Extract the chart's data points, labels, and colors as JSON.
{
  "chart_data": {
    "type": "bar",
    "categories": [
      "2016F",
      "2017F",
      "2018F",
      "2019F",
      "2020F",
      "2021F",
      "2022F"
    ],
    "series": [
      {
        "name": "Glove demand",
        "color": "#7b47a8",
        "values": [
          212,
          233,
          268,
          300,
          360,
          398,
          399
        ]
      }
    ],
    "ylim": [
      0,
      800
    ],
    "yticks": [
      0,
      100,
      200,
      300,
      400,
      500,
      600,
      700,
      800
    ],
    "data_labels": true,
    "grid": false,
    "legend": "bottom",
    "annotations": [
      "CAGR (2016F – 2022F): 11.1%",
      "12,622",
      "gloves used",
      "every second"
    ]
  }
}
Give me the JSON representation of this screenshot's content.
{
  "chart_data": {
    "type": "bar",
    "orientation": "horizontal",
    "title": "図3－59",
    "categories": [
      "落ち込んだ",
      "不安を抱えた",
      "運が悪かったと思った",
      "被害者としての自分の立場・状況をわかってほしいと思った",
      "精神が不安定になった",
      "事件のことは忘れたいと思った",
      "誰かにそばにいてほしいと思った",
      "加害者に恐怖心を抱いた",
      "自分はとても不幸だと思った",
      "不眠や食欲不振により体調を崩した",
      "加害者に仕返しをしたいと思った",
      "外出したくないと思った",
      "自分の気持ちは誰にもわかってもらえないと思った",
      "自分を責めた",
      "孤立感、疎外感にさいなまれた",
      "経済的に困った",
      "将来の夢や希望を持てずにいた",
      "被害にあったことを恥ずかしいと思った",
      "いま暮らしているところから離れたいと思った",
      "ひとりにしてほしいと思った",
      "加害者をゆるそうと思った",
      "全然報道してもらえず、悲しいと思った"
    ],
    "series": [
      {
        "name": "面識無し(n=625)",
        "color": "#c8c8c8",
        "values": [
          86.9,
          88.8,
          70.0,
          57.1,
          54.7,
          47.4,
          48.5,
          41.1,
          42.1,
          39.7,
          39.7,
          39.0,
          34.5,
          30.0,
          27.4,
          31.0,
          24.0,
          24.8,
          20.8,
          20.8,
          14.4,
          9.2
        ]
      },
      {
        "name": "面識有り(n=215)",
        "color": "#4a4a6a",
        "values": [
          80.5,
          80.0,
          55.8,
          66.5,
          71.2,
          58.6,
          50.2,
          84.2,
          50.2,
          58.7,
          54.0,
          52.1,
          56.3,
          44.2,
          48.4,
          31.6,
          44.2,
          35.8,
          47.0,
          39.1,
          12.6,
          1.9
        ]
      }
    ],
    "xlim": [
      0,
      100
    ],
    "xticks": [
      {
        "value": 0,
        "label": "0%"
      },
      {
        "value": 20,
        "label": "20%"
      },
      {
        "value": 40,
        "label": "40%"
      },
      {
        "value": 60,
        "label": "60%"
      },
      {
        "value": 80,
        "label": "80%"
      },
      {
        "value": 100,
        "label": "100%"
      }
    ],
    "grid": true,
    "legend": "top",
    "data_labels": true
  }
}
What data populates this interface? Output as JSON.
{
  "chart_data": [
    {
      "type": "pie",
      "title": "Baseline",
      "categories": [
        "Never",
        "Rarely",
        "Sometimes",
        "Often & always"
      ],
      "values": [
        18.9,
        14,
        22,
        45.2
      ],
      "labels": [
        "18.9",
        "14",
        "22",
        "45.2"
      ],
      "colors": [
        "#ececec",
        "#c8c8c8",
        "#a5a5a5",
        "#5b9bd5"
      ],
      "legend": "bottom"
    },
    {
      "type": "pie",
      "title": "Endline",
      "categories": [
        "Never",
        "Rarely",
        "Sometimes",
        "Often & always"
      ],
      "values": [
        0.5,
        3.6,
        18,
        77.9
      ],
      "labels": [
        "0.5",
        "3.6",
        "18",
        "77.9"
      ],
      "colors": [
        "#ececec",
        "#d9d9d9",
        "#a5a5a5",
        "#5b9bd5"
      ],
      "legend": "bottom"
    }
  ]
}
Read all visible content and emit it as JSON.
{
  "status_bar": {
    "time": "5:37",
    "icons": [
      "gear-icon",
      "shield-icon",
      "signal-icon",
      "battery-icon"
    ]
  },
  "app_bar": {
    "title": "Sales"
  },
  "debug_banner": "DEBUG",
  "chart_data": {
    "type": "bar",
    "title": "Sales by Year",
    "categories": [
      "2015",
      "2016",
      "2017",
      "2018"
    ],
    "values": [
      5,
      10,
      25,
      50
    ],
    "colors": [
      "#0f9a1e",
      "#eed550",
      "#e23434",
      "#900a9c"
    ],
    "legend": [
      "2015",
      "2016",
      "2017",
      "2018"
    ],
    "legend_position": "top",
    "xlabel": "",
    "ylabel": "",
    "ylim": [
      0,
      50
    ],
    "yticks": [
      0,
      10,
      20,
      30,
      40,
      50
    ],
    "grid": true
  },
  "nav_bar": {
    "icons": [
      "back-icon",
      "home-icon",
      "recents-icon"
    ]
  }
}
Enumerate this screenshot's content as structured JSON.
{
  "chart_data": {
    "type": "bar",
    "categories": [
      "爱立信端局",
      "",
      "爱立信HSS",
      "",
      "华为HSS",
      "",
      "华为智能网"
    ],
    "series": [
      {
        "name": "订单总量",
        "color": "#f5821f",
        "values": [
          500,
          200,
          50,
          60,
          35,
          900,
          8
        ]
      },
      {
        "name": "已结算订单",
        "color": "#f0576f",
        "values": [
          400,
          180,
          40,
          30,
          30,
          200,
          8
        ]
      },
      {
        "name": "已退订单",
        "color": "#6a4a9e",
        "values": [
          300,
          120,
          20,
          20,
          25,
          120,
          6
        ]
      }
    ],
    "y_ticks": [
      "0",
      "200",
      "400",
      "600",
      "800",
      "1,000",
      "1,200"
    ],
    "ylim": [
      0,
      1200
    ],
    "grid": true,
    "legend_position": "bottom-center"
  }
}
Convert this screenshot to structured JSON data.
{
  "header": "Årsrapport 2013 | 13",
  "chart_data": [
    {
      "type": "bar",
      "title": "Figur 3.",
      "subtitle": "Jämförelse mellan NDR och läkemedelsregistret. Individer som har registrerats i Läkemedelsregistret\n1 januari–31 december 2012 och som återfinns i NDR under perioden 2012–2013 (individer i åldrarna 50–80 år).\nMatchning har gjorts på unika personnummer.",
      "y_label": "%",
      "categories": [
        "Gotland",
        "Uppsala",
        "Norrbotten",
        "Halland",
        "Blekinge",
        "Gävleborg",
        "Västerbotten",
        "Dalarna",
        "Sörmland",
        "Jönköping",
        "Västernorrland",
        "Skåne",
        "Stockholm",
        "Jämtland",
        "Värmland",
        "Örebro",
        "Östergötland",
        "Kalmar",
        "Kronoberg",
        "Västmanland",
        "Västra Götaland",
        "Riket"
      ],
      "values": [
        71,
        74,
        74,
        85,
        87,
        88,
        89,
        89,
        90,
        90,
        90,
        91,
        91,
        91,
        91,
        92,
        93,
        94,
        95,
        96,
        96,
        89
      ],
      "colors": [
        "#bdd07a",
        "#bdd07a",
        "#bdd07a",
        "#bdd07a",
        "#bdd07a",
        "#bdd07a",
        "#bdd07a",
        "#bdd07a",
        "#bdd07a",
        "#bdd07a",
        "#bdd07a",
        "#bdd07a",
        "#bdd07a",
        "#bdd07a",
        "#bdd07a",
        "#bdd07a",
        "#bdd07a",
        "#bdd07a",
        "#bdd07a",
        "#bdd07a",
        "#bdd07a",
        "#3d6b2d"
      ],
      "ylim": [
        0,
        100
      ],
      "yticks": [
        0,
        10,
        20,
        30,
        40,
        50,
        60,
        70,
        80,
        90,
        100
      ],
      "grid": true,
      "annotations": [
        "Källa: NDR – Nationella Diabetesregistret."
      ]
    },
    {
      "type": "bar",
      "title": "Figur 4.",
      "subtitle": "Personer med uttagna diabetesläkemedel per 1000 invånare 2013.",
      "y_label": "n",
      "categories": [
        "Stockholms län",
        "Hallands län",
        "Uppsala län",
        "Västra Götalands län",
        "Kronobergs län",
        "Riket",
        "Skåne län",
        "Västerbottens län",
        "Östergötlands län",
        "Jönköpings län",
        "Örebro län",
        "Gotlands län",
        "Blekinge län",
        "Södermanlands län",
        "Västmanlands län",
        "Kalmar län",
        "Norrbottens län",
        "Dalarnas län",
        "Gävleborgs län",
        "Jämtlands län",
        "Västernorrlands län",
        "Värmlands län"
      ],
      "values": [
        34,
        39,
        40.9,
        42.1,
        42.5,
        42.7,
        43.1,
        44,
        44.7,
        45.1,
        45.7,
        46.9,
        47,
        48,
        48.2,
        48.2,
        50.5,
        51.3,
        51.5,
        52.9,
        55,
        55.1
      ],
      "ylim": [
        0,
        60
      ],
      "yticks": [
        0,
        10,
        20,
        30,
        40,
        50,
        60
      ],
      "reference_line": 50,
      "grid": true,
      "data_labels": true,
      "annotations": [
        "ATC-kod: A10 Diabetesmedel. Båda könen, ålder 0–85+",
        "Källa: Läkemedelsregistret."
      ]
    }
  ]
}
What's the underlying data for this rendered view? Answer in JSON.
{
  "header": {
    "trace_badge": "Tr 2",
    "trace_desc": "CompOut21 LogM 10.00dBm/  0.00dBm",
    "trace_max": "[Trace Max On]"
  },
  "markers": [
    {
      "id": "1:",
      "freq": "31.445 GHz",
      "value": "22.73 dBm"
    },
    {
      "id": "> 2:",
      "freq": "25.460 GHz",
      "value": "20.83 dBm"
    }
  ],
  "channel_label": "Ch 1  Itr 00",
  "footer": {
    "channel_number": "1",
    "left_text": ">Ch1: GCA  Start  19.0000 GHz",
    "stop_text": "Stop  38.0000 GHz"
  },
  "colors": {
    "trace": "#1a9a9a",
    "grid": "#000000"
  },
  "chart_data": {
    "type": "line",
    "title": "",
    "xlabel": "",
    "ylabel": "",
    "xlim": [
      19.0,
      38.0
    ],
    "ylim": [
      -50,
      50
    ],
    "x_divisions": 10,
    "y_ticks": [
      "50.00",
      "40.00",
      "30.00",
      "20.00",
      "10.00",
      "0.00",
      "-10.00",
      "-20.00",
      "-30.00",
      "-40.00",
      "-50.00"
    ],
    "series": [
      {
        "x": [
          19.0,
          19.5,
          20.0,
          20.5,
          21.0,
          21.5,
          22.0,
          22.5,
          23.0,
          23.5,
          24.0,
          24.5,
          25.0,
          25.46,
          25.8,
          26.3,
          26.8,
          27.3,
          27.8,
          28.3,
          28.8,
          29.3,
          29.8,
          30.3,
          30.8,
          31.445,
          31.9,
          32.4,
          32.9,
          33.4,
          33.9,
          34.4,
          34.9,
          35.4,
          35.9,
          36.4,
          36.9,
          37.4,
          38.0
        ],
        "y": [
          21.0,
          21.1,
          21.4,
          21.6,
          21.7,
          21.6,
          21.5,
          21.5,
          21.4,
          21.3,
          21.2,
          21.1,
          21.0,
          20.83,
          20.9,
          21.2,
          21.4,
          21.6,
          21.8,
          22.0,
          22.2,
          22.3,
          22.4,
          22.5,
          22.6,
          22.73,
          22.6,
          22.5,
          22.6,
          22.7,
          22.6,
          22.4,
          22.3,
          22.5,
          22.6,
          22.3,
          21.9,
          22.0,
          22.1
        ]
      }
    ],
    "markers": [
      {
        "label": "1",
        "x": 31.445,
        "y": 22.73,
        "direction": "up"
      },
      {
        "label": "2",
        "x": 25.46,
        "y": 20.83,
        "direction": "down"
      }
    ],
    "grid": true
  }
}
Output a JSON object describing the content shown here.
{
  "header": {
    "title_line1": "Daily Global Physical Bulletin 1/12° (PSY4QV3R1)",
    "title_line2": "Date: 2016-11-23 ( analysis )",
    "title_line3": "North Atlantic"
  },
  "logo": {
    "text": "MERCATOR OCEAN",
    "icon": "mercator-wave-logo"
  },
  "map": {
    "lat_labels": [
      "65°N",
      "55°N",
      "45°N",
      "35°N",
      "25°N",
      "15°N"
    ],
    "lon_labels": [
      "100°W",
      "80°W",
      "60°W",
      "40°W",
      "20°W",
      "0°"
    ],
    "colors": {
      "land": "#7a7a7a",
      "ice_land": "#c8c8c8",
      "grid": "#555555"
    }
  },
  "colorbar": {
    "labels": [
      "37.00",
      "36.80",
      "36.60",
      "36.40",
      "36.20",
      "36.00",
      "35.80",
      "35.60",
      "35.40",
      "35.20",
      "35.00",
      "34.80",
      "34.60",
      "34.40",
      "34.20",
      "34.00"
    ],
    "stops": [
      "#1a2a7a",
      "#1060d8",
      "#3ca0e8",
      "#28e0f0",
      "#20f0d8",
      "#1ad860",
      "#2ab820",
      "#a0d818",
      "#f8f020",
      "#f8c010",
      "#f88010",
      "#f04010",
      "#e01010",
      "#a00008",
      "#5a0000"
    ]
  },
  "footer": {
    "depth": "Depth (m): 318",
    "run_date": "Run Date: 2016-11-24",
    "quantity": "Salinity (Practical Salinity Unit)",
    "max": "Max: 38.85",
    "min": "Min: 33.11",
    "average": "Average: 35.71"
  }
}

• • •

* Exercise
Using the material above, gather every line that includes "screenshot".

* Complete response
Give me the JSON representation of this screenshot's content.
Enumerate this screenshot's content as structured JSON.
Convert this screenshot to structured JSON data.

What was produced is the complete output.